Objective
Narrow the data below down to the lines containing "Rebar".
----
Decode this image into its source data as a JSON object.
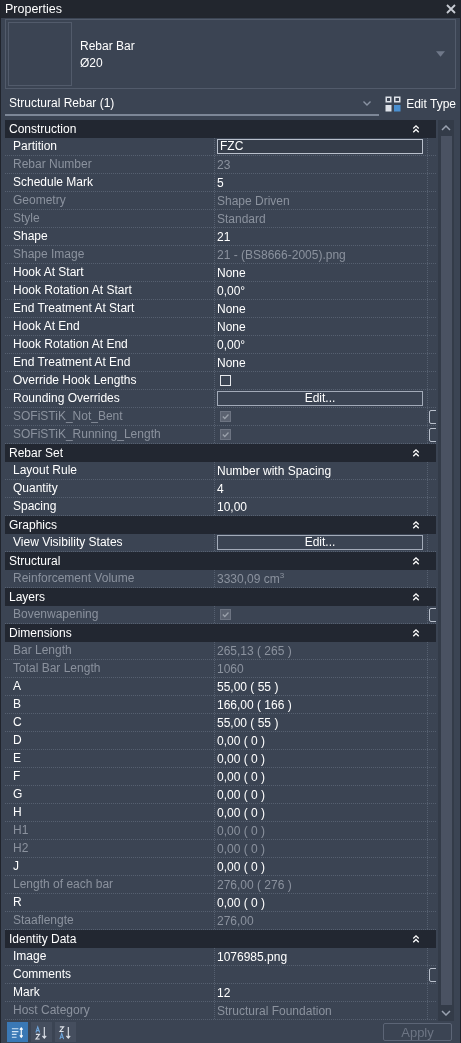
{
  "window": {
    "title": "Properties"
  },
  "type_selector": {
    "name_lines": [
      "Rebar Bar",
      "Ø20"
    ]
  },
  "instance_selector": {
    "label": "Structural Rebar (1)",
    "edit_type": "Edit Type"
  },
  "sections": [
    {
      "title": "Construction",
      "expanded": true,
      "rows": [
        {
          "label": "Partition",
          "kind": "field",
          "value": "FZC",
          "disabled": false
        },
        {
          "label": "Rebar Number",
          "kind": "text",
          "value": "23",
          "disabled": true
        },
        {
          "label": "Schedule Mark",
          "kind": "text",
          "value": "5",
          "disabled": false
        },
        {
          "label": "Geometry",
          "kind": "text",
          "value": "Shape Driven",
          "disabled": true
        },
        {
          "label": "Style",
          "kind": "text",
          "value": "Standard",
          "disabled": true
        },
        {
          "label": "Shape",
          "kind": "text",
          "value": "21",
          "disabled": false
        },
        {
          "label": "Shape Image",
          "kind": "text",
          "value": "21 - (BS8666-2005).png",
          "disabled": true
        },
        {
          "label": "Hook At Start",
          "kind": "text",
          "value": "None",
          "disabled": false
        },
        {
          "label": "Hook Rotation At Start",
          "kind": "text",
          "value": "0,00°",
          "disabled": false
        },
        {
          "label": "End Treatment At Start",
          "kind": "text",
          "value": "None",
          "disabled": false
        },
        {
          "label": "Hook At End",
          "kind": "text",
          "value": "None",
          "disabled": false
        },
        {
          "label": "Hook Rotation At End",
          "kind": "text",
          "value": "0,00°",
          "disabled": false
        },
        {
          "label": "End Treatment At End",
          "kind": "text",
          "value": "None",
          "disabled": false
        },
        {
          "label": "Override Hook Lengths",
          "kind": "checkbox",
          "checked": false,
          "disabled": false
        },
        {
          "label": "Rounding Overrides",
          "kind": "button",
          "value": "Edit...",
          "disabled": false
        },
        {
          "label": "SOFiSTiK_Not_Bent",
          "kind": "checkbox",
          "checked": true,
          "disabled": true,
          "side_box": true
        },
        {
          "label": "SOFiSTiK_Running_Length",
          "kind": "checkbox",
          "checked": true,
          "disabled": true,
          "side_box": true
        }
      ]
    },
    {
      "title": "Rebar Set",
      "expanded": true,
      "rows": [
        {
          "label": "Layout Rule",
          "kind": "text",
          "value": "Number with Spacing",
          "disabled": false
        },
        {
          "label": "Quantity",
          "kind": "text",
          "value": "4",
          "disabled": false
        },
        {
          "label": "Spacing",
          "kind": "text",
          "value": "10,00",
          "disabled": false
        }
      ]
    },
    {
      "title": "Graphics",
      "expanded": true,
      "rows": [
        {
          "label": "View Visibility States",
          "kind": "button",
          "value": "Edit...",
          "disabled": false
        }
      ]
    },
    {
      "title": "Structural",
      "expanded": true,
      "rows": [
        {
          "label": "Reinforcement Volume",
          "kind": "text",
          "value": "3330,09 cm$^{3}$",
          "disabled": true
        }
      ]
    },
    {
      "title": "Layers",
      "expanded": true,
      "rows": [
        {
          "label": "Bovenwapening",
          "kind": "checkbox",
          "checked": true,
          "disabled": true,
          "side_box": true
        }
      ]
    },
    {
      "title": "Dimensions",
      "expanded": true,
      "rows": [
        {
          "label": "Bar Length",
          "kind": "text",
          "value": "265,13 ( 265 )",
          "disabled": true
        },
        {
          "label": "Total Bar Length",
          "kind": "text",
          "value": "1060",
          "disabled": true
        },
        {
          "label": "A",
          "kind": "text",
          "value": "55,00 ( 55 )",
          "disabled": false
        },
        {
          "label": "B",
          "kind": "text",
          "value": "166,00 ( 166 )",
          "disabled": false
        },
        {
          "label": "C",
          "kind": "text",
          "value": "55,00 ( 55 )",
          "disabled": false
        },
        {
          "label": "D",
          "kind": "text",
          "value": "0,00 ( 0 )",
          "disabled": false
        },
        {
          "label": "E",
          "kind": "text",
          "value": "0,00 ( 0 )",
          "disabled": false
        },
        {
          "label": "F",
          "kind": "text",
          "value": "0,00 ( 0 )",
          "disabled": false
        },
        {
          "label": "G",
          "kind": "text",
          "value": "0,00 ( 0 )",
          "disabled": false
        },
        {
          "label": "H",
          "kind": "text",
          "value": "0,00 ( 0 )",
          "disabled": false
        },
        {
          "label": "H1",
          "kind": "text",
          "value": "0,00 ( 0 )",
          "disabled": true
        },
        {
          "label": "H2",
          "kind": "text",
          "value": "0,00 ( 0 )",
          "disabled": true
        },
        {
          "label": "J",
          "kind": "text",
          "value": "0,00 ( 0 )",
          "disabled": false
        },
        {
          "label": "Length of each bar",
          "kind": "text",
          "value": "276,00 ( 276 )",
          "disabled": true
        },
        {
          "label": "R",
          "kind": "text",
          "value": "0,00 ( 0 )",
          "disabled": false
        },
        {
          "label": "Staaflengte",
          "kind": "text",
          "value": "276,00",
          "disabled": true
        }
      ]
    },
    {
      "title": "Identity Data",
      "expanded": true,
      "rows": [
        {
          "label": "Image",
          "kind": "text",
          "value": "1076985.png",
          "disabled": false
        },
        {
          "label": "Comments",
          "kind": "text",
          "disabled": false,
          "side_box": true
        },
        {
          "label": "Mark",
          "kind": "text",
          "value": "12",
          "disabled": false
        },
        {
          "label": "Host Category",
          "kind": "text",
          "value": "Structural Foundation",
          "disabled": true
        }
      ]
    }
  ],
  "footer": {
    "sort_buttons": [
      {
        "kind": "grouped",
        "selected": true
      },
      {
        "kind": "az",
        "selected": false
      },
      {
        "kind": "za",
        "selected": false
      }
    ],
    "apply": {
      "label": "Apply",
      "disabled": true
    }
  }
}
----
Correct answer
      "Rebar Bar",
    "label": "Structural Rebar (1)",
          "label": "Rebar Number",
      "title": "Rebar Set",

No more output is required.